Coronavirus could shut down the Postal Service in less than 3 months, lawmakers warn

Coronavirus could shut down the Postal Service in less than 3 months, lawmakers warn
Under an international agreement reached Sept. 25, USPS and other countries can declare their own rates for delivering international small packets.

Regular mail service could be shut down as early as June, two U.S. representatives are warning, and the effects could be disastrous.

Critical supplies, like the post office's billion shipments of prescription drugs last year, could be stuck, mail voting in the upcoming November election could be stymied, and hundreds of thousands of postal employees could be out of work.

"Based on a number of briefings and warnings this week about a critical fall-off in mail across the country, it has become clear that the Postal Service will not survive the summer without immediate help from Congress and the White House," representatives Carolyn Maloney and Gerry Connolly, said in a statement Monday.

* DATA EXTRACTS:

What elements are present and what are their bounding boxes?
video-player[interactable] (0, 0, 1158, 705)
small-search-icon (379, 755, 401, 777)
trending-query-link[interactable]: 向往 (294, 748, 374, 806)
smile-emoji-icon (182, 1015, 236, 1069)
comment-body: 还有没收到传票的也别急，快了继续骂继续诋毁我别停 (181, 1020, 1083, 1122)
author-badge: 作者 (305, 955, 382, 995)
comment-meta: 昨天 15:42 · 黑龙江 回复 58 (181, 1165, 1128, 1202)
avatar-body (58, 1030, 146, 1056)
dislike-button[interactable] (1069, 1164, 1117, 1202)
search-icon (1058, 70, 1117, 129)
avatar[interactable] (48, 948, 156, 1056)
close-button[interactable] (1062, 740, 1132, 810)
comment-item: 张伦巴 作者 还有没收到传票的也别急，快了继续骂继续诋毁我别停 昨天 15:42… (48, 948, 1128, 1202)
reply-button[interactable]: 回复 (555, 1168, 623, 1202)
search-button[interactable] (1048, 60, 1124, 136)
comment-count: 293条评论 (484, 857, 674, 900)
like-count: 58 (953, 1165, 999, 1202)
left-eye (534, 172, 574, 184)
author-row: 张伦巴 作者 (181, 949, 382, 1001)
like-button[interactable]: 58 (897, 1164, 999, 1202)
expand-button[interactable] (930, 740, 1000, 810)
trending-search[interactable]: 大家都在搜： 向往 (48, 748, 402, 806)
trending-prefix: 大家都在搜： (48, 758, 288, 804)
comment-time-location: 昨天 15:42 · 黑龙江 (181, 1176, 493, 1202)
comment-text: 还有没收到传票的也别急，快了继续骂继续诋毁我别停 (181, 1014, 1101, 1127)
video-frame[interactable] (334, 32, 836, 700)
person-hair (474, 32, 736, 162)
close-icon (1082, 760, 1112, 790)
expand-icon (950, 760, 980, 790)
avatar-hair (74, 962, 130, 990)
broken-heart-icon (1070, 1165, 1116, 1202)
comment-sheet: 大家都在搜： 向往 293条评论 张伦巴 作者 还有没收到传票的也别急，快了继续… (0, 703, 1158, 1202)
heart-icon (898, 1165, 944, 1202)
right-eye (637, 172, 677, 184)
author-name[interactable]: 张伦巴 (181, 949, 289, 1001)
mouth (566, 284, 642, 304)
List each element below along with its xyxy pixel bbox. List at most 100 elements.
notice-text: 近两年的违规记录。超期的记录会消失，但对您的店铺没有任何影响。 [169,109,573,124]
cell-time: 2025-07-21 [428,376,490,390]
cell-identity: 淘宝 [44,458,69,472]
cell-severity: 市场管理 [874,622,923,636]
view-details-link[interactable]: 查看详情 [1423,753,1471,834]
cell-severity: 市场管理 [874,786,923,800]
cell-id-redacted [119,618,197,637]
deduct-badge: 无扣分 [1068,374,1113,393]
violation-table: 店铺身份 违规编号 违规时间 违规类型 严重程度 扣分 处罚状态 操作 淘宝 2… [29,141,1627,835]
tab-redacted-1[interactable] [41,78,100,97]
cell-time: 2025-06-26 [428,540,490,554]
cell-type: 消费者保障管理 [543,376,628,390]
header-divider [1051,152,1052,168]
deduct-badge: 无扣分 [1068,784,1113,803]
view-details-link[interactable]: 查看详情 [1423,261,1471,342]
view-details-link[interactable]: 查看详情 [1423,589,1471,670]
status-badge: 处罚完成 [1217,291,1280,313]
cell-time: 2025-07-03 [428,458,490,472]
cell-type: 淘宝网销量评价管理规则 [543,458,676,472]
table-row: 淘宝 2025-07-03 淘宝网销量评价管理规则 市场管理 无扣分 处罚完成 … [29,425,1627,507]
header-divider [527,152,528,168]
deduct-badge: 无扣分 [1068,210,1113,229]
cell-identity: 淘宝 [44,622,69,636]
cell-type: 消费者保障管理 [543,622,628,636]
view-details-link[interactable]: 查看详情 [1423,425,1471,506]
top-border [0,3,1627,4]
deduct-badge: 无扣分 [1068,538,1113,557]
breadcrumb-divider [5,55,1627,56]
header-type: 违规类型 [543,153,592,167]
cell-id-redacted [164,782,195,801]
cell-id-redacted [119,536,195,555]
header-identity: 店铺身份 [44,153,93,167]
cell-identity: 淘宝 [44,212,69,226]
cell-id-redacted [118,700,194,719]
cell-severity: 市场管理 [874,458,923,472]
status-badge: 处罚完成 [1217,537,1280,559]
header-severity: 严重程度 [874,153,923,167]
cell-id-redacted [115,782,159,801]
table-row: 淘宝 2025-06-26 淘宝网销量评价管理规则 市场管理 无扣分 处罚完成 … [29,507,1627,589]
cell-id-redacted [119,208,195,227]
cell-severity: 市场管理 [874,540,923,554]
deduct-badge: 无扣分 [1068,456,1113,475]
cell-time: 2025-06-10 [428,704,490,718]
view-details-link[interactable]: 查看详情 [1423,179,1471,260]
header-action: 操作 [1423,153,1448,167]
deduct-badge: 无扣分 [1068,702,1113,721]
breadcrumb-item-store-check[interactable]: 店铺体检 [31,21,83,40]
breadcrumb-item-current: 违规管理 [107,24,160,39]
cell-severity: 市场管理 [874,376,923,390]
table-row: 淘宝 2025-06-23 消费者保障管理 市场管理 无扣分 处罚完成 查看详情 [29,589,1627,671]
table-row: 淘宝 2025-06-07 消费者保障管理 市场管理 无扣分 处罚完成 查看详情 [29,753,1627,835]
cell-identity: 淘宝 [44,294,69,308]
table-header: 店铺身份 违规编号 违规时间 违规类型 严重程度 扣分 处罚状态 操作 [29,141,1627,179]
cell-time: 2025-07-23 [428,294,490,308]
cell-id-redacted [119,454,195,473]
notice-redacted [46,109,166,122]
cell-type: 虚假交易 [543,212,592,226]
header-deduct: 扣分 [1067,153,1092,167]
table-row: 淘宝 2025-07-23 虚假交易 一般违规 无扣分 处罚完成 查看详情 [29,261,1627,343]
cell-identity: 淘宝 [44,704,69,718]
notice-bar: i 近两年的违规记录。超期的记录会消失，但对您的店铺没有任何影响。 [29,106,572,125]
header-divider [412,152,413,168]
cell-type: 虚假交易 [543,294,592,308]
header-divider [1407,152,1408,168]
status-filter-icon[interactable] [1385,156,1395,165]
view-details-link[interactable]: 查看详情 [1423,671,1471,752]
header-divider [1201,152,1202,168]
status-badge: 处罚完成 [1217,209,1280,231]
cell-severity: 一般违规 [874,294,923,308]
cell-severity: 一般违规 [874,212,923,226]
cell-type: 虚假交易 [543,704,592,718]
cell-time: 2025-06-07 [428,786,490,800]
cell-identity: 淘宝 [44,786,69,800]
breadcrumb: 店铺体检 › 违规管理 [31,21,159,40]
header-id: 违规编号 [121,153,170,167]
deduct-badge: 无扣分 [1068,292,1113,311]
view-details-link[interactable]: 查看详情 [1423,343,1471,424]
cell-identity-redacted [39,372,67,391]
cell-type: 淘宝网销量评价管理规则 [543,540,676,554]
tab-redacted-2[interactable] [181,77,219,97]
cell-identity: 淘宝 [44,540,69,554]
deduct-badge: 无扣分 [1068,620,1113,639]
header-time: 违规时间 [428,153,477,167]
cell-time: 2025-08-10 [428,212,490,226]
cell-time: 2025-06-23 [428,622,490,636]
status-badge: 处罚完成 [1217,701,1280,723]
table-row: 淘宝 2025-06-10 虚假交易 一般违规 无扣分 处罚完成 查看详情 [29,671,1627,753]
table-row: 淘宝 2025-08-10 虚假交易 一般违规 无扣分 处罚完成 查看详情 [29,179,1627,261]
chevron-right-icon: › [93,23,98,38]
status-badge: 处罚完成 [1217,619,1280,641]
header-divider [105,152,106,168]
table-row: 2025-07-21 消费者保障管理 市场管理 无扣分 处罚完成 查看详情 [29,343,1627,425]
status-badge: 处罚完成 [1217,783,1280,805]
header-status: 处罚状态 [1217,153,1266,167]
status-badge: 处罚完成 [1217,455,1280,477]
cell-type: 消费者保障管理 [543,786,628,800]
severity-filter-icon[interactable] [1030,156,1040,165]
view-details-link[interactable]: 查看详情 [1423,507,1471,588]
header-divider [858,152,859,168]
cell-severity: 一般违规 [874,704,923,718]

* QUESTIONS ON THE MATERIAL:
• a. Answer the following from the Postal Service article:
(i) On what date was the international agreement reached?
(ii) How early could regular mail service be shut down?
(iii) On what day of the week did the representatives issue their statement?
• b. Reproduce the passage of the Postal Service article that begins at the words "Regular mail service" and ends after "out of work.", substituting "catastrophic" for "disastrous".
• c. Carry on the Postal Service article from the point at which it stops.
The records have no connection to the Postal Service article.

* ANSWERS TO THE PROBLEMS:
• a.
(i) Sept. 25
(ii) As early as June
(iii) Monday

• b.
Regular mail service could be shut down as early as June, two U.S. representatives are warning, and the effects could be catastrophic.

Critical supplies, like the post office's billion shipments of prescription drugs last year, could be stuck, mail voting in the upcoming November election could be stymied, and hundreds of thousands of postal employees could be out of work.

• c.
"Every community in America relies on the Postal Service to deliver vital goods and services, including life-saving medications. The Postal Service needs America's help, and we must answer this call."

The duo also introduced a bill that would provide $25 billion in emergency funding for the Postal Service, while eliminating the agency's debt and requiring it to prioritize medical deliveries.

The bill would also create temporary delivery points in order to protect workers. It's not clear what these might look like, as the design is left up to the Postal Service, but the language implies something similar to Amazon's delivery lockers that allow people to order deliveries to a secure location other than their home.

Post Offices, like hospitals, grocery stores, and other essential businesses, have remained open despite the shuttering of many others as the coronavirus continues to spread. As of Tuesday morning, more than 46,000 cases had been identified in the country, some of those have included postal workers.

Some 13 postal workers had fallen sick by last Thursday,tThe New York Times reported. The head of the Postal Mail Handlers Union told the paper that workers have fallen sick in Miami, New York City, Seattle, Portland and others. It's a small number of the agency's roughly 630,000 employees but underscores the effects the virus has had on a number of industries.

"These negative effects could be even more dire in rural areas, where millions of Americans are sheltering in place and rely on the Postal Service to deliver essential staples," the representatives' statement said.